◆ Items:
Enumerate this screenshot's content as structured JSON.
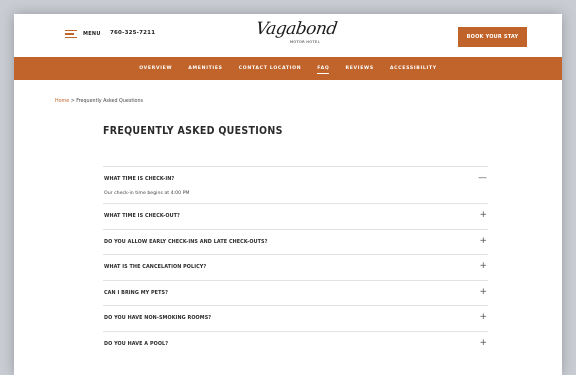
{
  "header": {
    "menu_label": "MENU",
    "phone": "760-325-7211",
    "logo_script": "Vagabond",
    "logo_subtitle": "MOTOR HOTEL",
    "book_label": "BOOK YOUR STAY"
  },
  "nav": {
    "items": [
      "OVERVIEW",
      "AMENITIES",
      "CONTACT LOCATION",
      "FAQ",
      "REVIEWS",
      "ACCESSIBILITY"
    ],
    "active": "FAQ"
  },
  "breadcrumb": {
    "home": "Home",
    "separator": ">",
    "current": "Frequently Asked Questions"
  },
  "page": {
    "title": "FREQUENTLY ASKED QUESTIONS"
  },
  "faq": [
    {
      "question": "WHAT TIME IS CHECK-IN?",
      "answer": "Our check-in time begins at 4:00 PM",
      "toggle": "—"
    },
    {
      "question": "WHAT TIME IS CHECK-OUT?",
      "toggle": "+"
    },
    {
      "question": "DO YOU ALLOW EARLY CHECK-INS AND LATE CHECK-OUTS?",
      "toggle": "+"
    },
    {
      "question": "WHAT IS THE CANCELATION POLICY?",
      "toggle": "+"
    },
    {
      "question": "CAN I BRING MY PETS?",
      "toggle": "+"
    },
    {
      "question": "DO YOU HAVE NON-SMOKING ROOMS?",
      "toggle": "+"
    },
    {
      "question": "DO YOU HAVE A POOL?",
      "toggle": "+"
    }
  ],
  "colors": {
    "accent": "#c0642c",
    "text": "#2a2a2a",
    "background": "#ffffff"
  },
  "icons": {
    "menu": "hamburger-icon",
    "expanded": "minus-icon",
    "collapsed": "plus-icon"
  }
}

◆ Task requirements: Set the listing down in full and exactly. Pictures within it should not appear in the copy.

◆ Written solution:
Enumerate this screenshot's content as structured JSON.
{
  "header": {
    "menu_label": "MENU",
    "phone": "760-325-7211",
    "logo_script": "Vagabond",
    "logo_subtitle": "MOTOR HOTEL",
    "book_label": "BOOK YOUR STAY"
  },
  "nav": {
    "items": [
      "OVERVIEW",
      "AMENITIES",
      "CONTACT LOCATION",
      "FAQ",
      "REVIEWS",
      "ACCESSIBILITY"
    ],
    "active": "FAQ"
  },
  "breadcrumb": {
    "home": "Home",
    "separator": ">",
    "current": "Frequently Asked Questions"
  },
  "page": {
    "title": "FREQUENTLY ASKED QUESTIONS"
  },
  "faq": [
    {
      "question": "WHAT TIME IS CHECK-IN?",
      "answer": "Our check-in time begins at 4:00 PM",
      "toggle": "—"
    },
    {
      "question": "WHAT TIME IS CHECK-OUT?",
      "toggle": "+"
    },
    {
      "question": "DO YOU ALLOW EARLY CHECK-INS AND LATE CHECK-OUTS?",
      "toggle": "+"
    },
    {
      "question": "WHAT IS THE CANCELATION POLICY?",
      "toggle": "+"
    },
    {
      "question": "CAN I BRING MY PETS?",
      "toggle": "+"
    },
    {
      "question": "DO YOU HAVE NON-SMOKING ROOMS?",
      "toggle": "+"
    },
    {
      "question": "DO YOU HAVE A POOL?",
      "toggle": "+"
    }
  ],
  "colors": {
    "accent": "#c0642c",
    "text": "#2a2a2a",
    "background": "#ffffff"
  },
  "icons": {
    "menu": "hamburger-icon",
    "expanded": "minus-icon",
    "collapsed": "plus-icon"
  }
}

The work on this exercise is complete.